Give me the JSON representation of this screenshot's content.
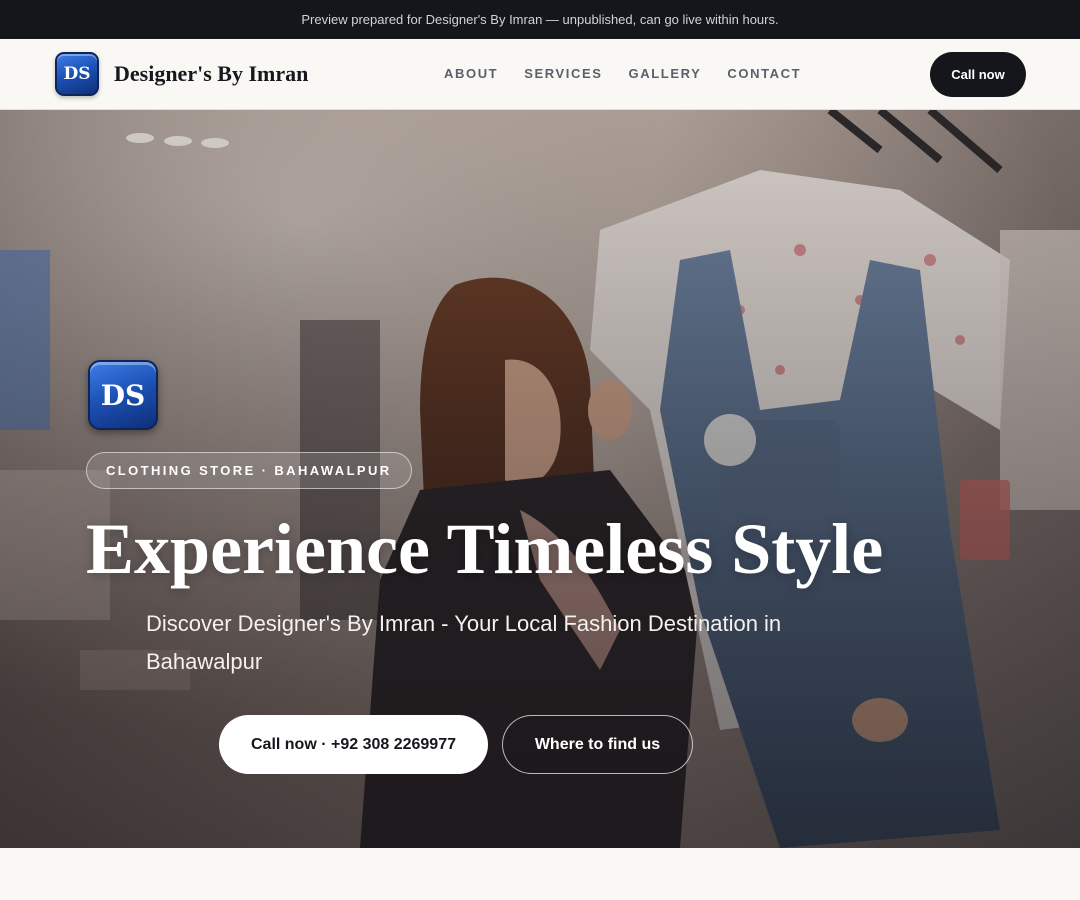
{
  "preview_bar": {
    "text": "Preview prepared for Designer's By Imran — unpublished, can go live within hours."
  },
  "header": {
    "logo_text": "DS",
    "brand_name": "Designer's By Imran",
    "nav": [
      "ABOUT",
      "SERVICES",
      "GALLERY",
      "CONTACT"
    ],
    "cta_label": "Call now"
  },
  "hero": {
    "logo_text": "DS",
    "tagline": "CLOTHING STORE · BAHAWALPUR",
    "title": "Experience Timeless Style",
    "subtitle": "Discover Designer's By Imran - Your Local Fashion Destination in Bahawalpur",
    "primary_cta": "Call now · +92 308 2269977",
    "secondary_cta": "Where to find us"
  },
  "colors": {
    "dark": "#14161c",
    "background": "#faf8f4",
    "logo_blue": "#1b4fb2"
  }
}
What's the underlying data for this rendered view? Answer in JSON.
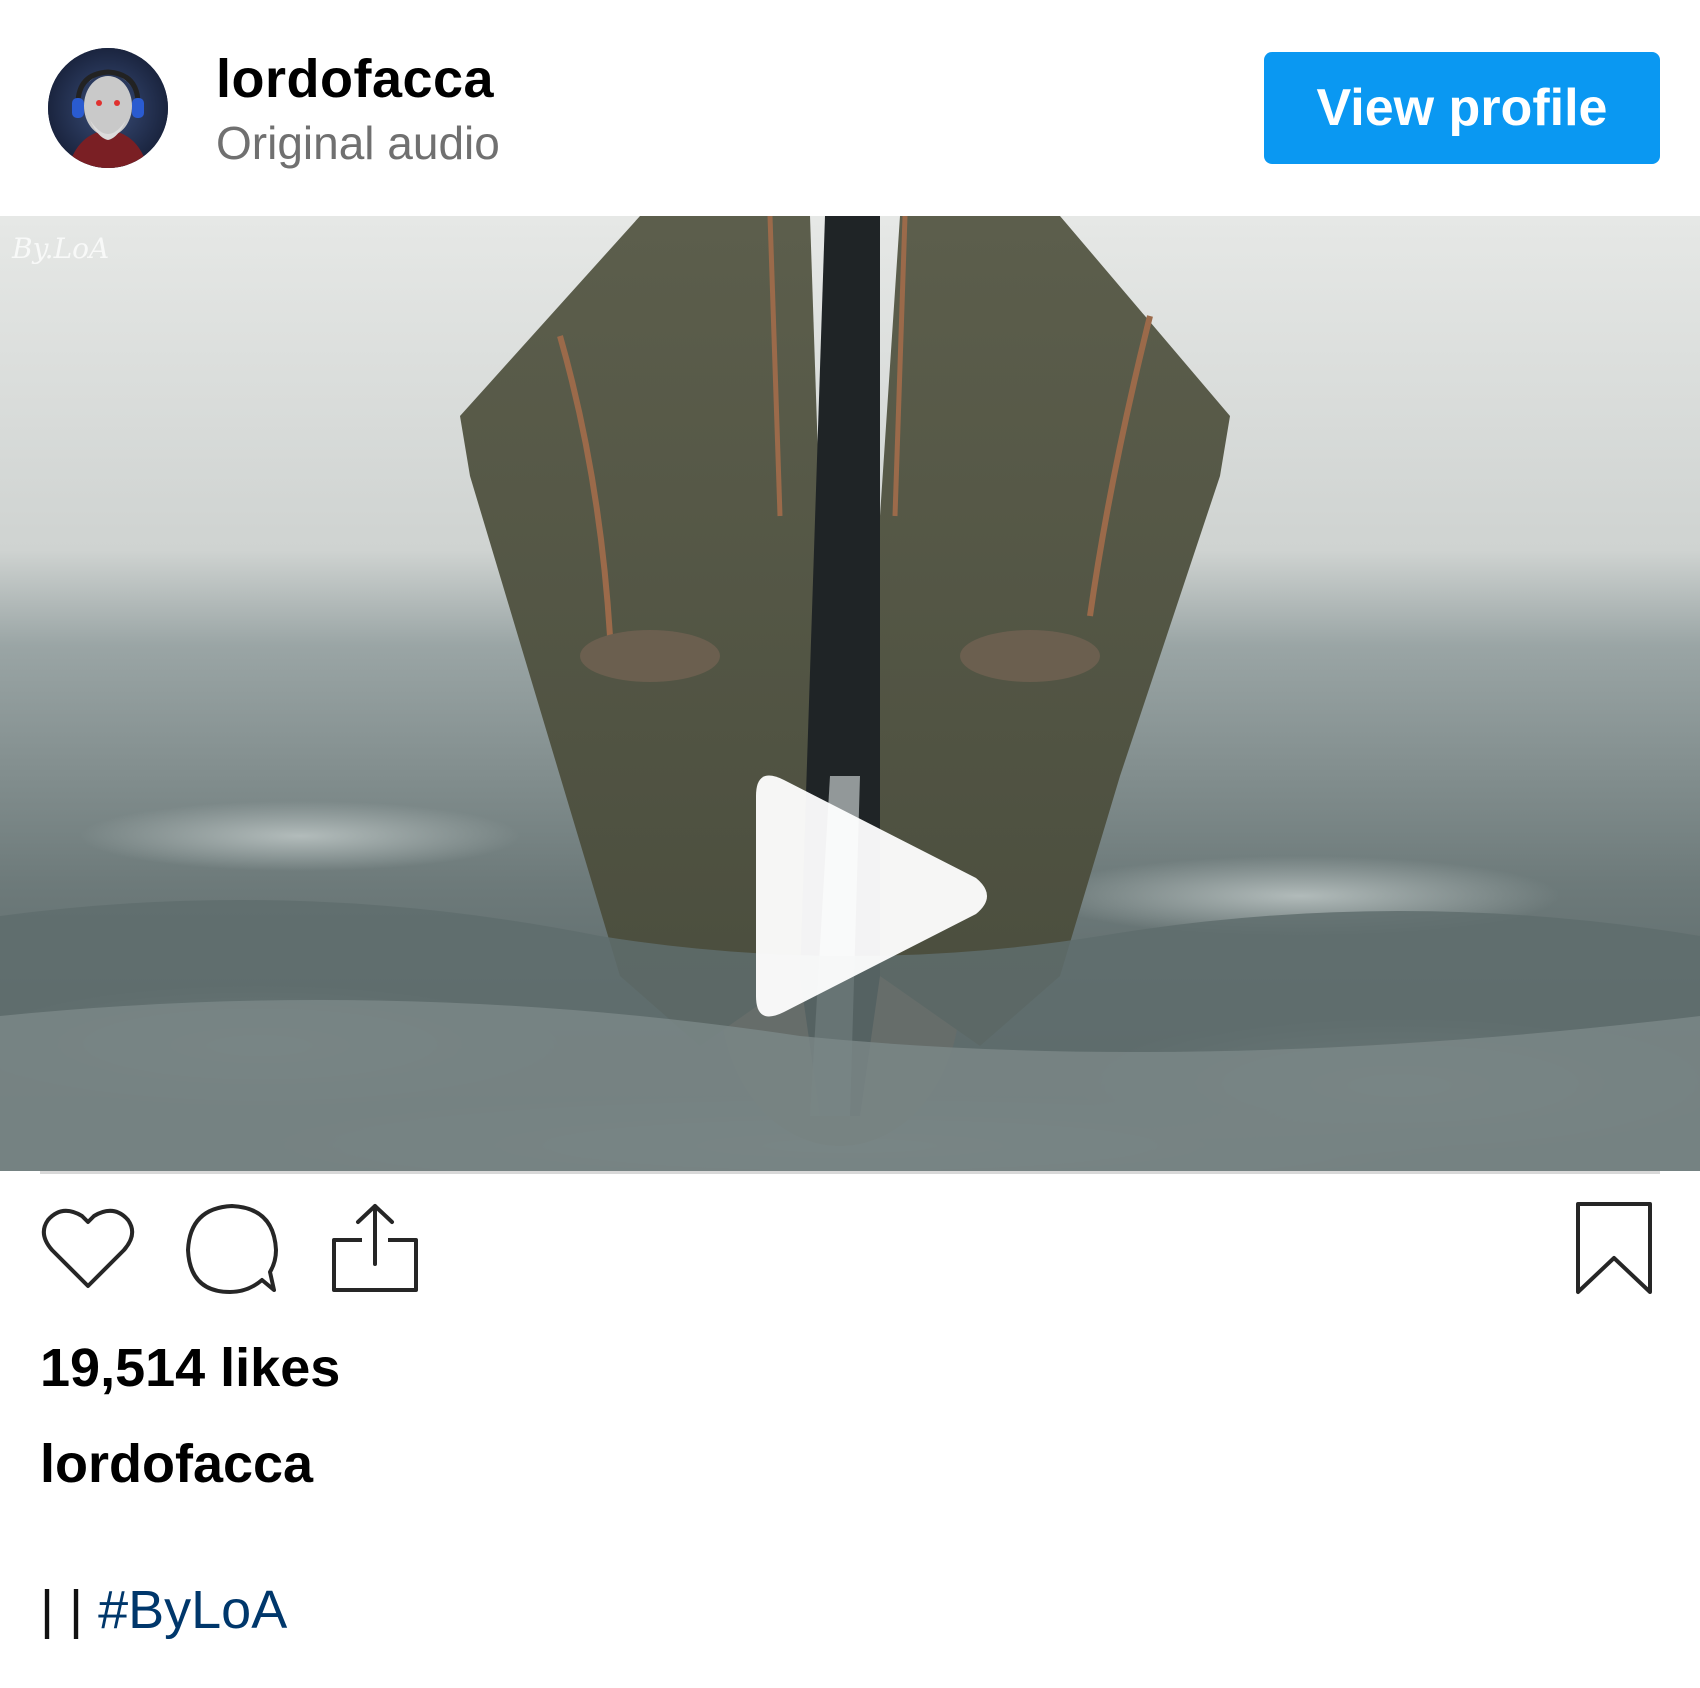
{
  "post": {
    "username": "lordofacca",
    "audio": "Original audio",
    "view_profile_label": "View profile",
    "watermark": "By.LoA",
    "likes": "19,514 likes",
    "caption_user": "lordofacca",
    "caption_separator": "| |",
    "hashtag": "#ByLoA"
  },
  "icons": {
    "avatar": "avatar-image",
    "play": "play-icon",
    "like": "heart-icon",
    "comment": "comment-icon",
    "share": "share-icon",
    "save": "bookmark-icon"
  },
  "colors": {
    "accent": "#0a98f2",
    "hashtag": "#00376b",
    "secondary_text": "#707070"
  }
}
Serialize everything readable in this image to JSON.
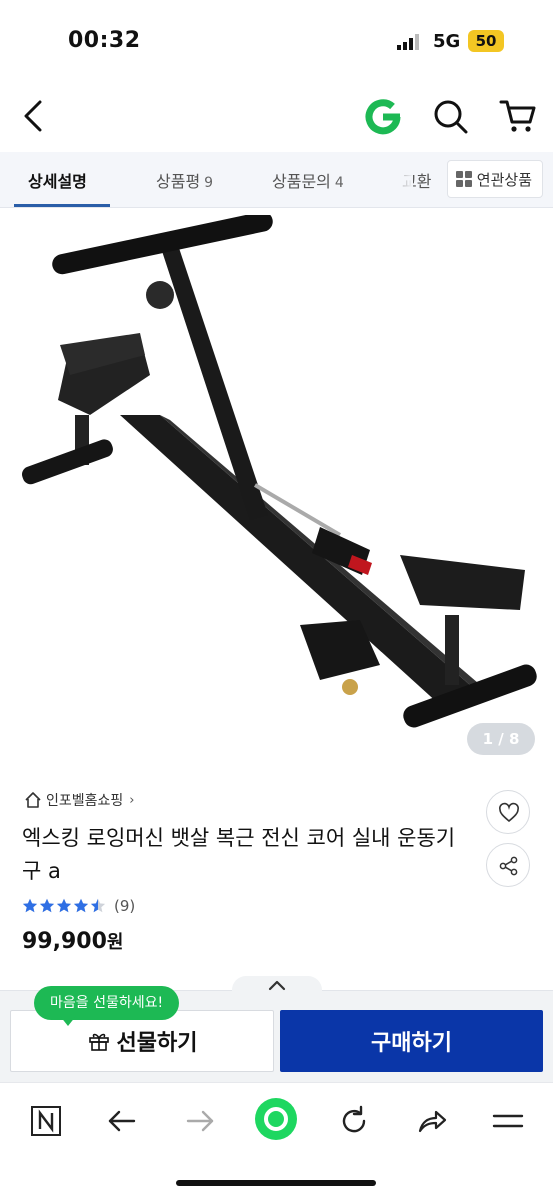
{
  "status_bar": {
    "time": "00:32",
    "network": "5G",
    "battery": "50"
  },
  "tabs": [
    {
      "label": "상세설명",
      "count": ""
    },
    {
      "label": "상품평",
      "count": "9"
    },
    {
      "label": "상품문의",
      "count": "4"
    },
    {
      "label": "교환",
      "count": ""
    }
  ],
  "related_label": "연관상품",
  "image_pager": "1 / 8",
  "product": {
    "store": "인포벨홈쇼핑",
    "title": "엑스킹 로잉머신 뱃살 복근 전신 코어 실내 운동기구 a",
    "rating_value": 4.5,
    "rating_count": "(9)",
    "price": "99,900",
    "currency": "원"
  },
  "gift_bubble": "마음을 선물하세요!",
  "buttons": {
    "gift": "선물하기",
    "buy": "구매하기"
  },
  "colors": {
    "brand_green": "#1db954",
    "buy_blue": "#0a36a8",
    "tab_active": "#2a5ea8",
    "star": "#2f6fe4"
  }
}
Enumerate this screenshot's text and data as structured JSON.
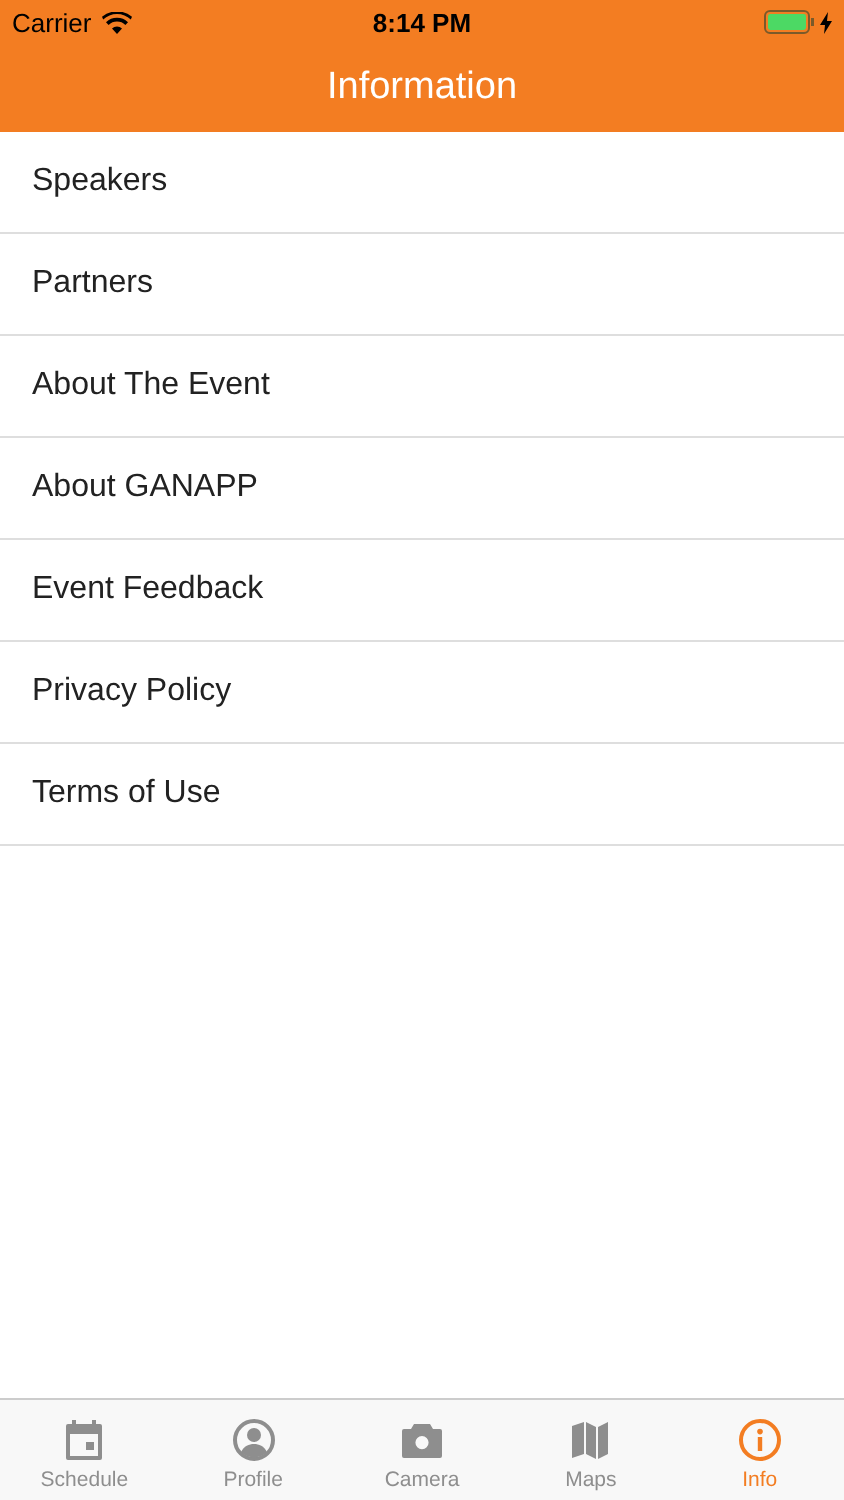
{
  "status_bar": {
    "carrier": "Carrier",
    "time": "8:14 PM"
  },
  "nav_bar": {
    "title": "Information"
  },
  "items": [
    {
      "label": "Speakers"
    },
    {
      "label": "Partners"
    },
    {
      "label": "About The Event"
    },
    {
      "label": "About GANAPP"
    },
    {
      "label": "Event Feedback"
    },
    {
      "label": "Privacy Policy"
    },
    {
      "label": "Terms of Use"
    }
  ],
  "tab_bar": [
    {
      "label": "Schedule",
      "selected": false
    },
    {
      "label": "Profile",
      "selected": false
    },
    {
      "label": "Camera",
      "selected": false
    },
    {
      "label": "Maps",
      "selected": false
    },
    {
      "label": "Info",
      "selected": true
    }
  ]
}
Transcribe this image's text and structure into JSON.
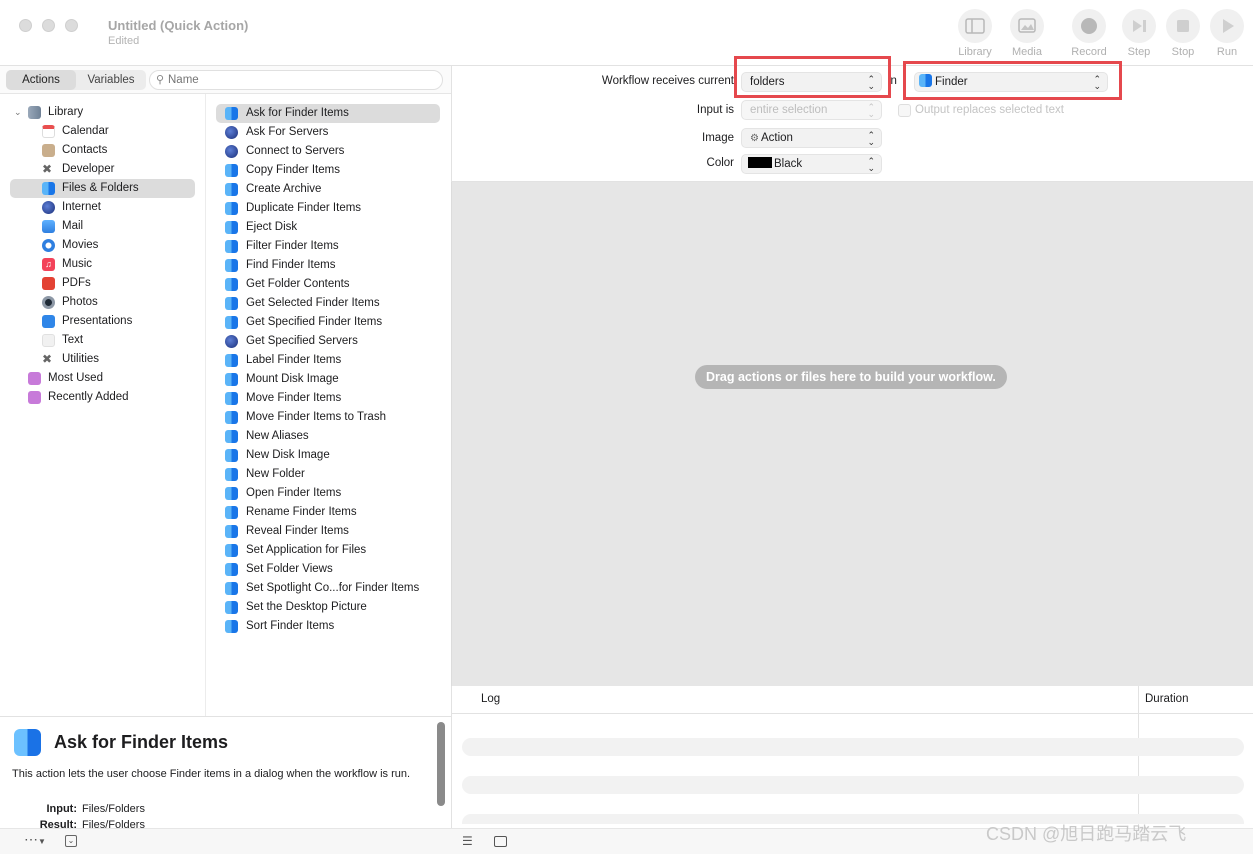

◆ **Task prompt**:
Set each line of the records down exactly, leaving every picture out.

◆ **Solved problem**:
Give me the JSON representation of this screenshot's content.
{
  "preview_bar": {
    "text": "Preview prepared for Designer's By Imran — unpublished, can go live within hours."
  },
  "header": {
    "logo_text": "DS",
    "brand_name": "Designer's By Imran",
    "nav": [
      "ABOUT",
      "SERVICES",
      "GALLERY",
      "CONTACT"
    ],
    "cta_label": "Call now"
  },
  "hero": {
    "logo_text": "DS",
    "tagline": "CLOTHING STORE · BAHAWALPUR",
    "title": "Experience Timeless Style",
    "subtitle": "Discover Designer's By Imran - Your Local Fashion Destination in Bahawalpur",
    "primary_cta": "Call now · +92 308 2269977",
    "secondary_cta": "Where to find us"
  },
  "colors": {
    "dark": "#14161c",
    "background": "#faf8f4",
    "logo_blue": "#1b4fb2"
  }
}
What's the underlying data for this rendered view? Answer in JSON.
{
  "post": {
    "username": "lordofacca",
    "audio": "Original audio",
    "view_profile_label": "View profile",
    "watermark": "By.LoA",
    "likes": "19,514 likes",
    "caption_user": "lordofacca",
    "caption_separator": "| |",
    "hashtag": "#ByLoA"
  },
  "icons": {
    "avatar": "avatar-image",
    "play": "play-icon",
    "like": "heart-icon",
    "comment": "comment-icon",
    "share": "share-icon",
    "save": "bookmark-icon"
  },
  "colors": {
    "accent": "#0a98f2",
    "hashtag": "#00376b",
    "secondary_text": "#707070"
  }
}
Serialize everything readable in this image to JSON.
{
  "status_bar": {
    "time": "00:32",
    "network": "5G",
    "battery": "50"
  },
  "tabs": [
    {
      "label": "상세설명",
      "count": ""
    },
    {
      "label": "상품평",
      "count": "9"
    },
    {
      "label": "상품문의",
      "count": "4"
    },
    {
      "label": "교환",
      "count": ""
    }
  ],
  "related_label": "연관상품",
  "image_pager": "1 / 8",
  "product": {
    "store": "인포벨홈쇼핑",
    "title": "엑스킹 로잉머신 뱃살 복근 전신 코어 실내 운동기구 a",
    "rating_value": 4.5,
    "rating_count": "(9)",
    "price": "99,900",
    "currency": "원"
  },
  "gift_bubble": "마음을 선물하세요!",
  "buttons": {
    "gift": "선물하기",
    "buy": "구매하기"
  },
  "colors": {
    "brand_green": "#1db954",
    "buy_blue": "#0a36a8",
    "tab_active": "#2a5ea8",
    "star": "#2f6fe4"
  }
}
Enumerate this screenshot's text and data as structured JSON.
{
  "status_bar": {
    "carrier": "Carrier",
    "time": "8:14 PM"
  },
  "nav_bar": {
    "title": "Information"
  },
  "items": [
    {
      "label": "Speakers"
    },
    {
      "label": "Partners"
    },
    {
      "label": "About The Event"
    },
    {
      "label": "About GANAPP"
    },
    {
      "label": "Event Feedback"
    },
    {
      "label": "Privacy Policy"
    },
    {
      "label": "Terms of Use"
    }
  ],
  "tab_bar": [
    {
      "label": "Schedule",
      "selected": false
    },
    {
      "label": "Profile",
      "selected": false
    },
    {
      "label": "Camera",
      "selected": false
    },
    {
      "label": "Maps",
      "selected": false
    },
    {
      "label": "Info",
      "selected": true
    }
  ]
}
Transcribe this image's text and structure into JSON.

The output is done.